EXERCISE:
Repeat each line exactly, leaving nothing out.

━━━

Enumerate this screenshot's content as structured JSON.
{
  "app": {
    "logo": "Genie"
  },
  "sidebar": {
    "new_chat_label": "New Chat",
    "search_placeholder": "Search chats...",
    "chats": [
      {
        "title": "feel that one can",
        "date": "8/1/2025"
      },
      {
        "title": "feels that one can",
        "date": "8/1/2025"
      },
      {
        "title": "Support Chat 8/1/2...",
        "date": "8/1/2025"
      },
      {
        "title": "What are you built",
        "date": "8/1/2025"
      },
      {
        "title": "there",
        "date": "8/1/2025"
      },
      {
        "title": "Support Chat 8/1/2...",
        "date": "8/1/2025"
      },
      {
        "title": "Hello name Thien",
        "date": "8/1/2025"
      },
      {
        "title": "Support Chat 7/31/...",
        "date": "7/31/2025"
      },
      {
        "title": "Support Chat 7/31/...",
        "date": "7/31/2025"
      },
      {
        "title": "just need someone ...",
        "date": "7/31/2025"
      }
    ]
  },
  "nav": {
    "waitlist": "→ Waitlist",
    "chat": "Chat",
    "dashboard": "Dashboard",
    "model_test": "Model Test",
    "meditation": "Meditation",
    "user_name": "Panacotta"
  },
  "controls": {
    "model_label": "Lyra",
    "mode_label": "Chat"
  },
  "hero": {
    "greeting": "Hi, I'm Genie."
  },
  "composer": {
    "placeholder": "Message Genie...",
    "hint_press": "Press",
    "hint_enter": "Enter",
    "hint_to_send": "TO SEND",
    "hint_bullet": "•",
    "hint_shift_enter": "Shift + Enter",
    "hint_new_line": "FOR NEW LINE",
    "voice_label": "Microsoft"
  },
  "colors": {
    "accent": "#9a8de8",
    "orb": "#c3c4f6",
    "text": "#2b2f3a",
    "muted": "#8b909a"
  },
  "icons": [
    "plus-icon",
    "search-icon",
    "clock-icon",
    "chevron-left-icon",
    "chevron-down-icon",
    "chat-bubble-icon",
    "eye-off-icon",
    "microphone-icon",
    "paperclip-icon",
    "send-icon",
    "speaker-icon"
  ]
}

━━━

IN RESPONSE:
Enumerate this screenshot's content as structured JSON.
{
  "app": {
    "logo": "Genie"
  },
  "sidebar": {
    "new_chat_label": "New Chat",
    "search_placeholder": "Search chats...",
    "chats": [
      {
        "title": "feel that one can",
        "date": "8/1/2025"
      },
      {
        "title": "feels that one can",
        "date": "8/1/2025"
      },
      {
        "title": "Support Chat 8/1/2...",
        "date": "8/1/2025"
      },
      {
        "title": "What are you built",
        "date": "8/1/2025"
      },
      {
        "title": "there",
        "date": "8/1/2025"
      },
      {
        "title": "Support Chat 8/1/2...",
        "date": "8/1/2025"
      },
      {
        "title": "Hello name Thien",
        "date": "8/1/2025"
      },
      {
        "title": "Support Chat 7/31/...",
        "date": "7/31/2025"
      },
      {
        "title": "Support Chat 7/31/...",
        "date": "7/31/2025"
      },
      {
        "title": "just need someone ...",
        "date": "7/31/2025"
      }
    ]
  },
  "nav": {
    "waitlist": "→ Waitlist",
    "chat": "Chat",
    "dashboard": "Dashboard",
    "model_test": "Model Test",
    "meditation": "Meditation",
    "user_name": "Panacotta"
  },
  "controls": {
    "model_label": "Lyra",
    "mode_label": "Chat"
  },
  "hero": {
    "greeting": "Hi, I'm Genie."
  },
  "composer": {
    "placeholder": "Message Genie...",
    "hint_press": "Press",
    "hint_enter": "Enter",
    "hint_to_send": "TO SEND",
    "hint_bullet": "•",
    "hint_shift_enter": "Shift + Enter",
    "hint_new_line": "FOR NEW LINE",
    "voice_label": "Microsoft"
  },
  "colors": {
    "accent": "#9a8de8",
    "orb": "#c3c4f6",
    "text": "#2b2f3a",
    "muted": "#8b909a"
  },
  "icons": [
    "plus-icon",
    "search-icon",
    "clock-icon",
    "chevron-left-icon",
    "chevron-down-icon",
    "chat-bubble-icon",
    "eye-off-icon",
    "microphone-icon",
    "paperclip-icon",
    "send-icon",
    "speaker-icon"
  ]
}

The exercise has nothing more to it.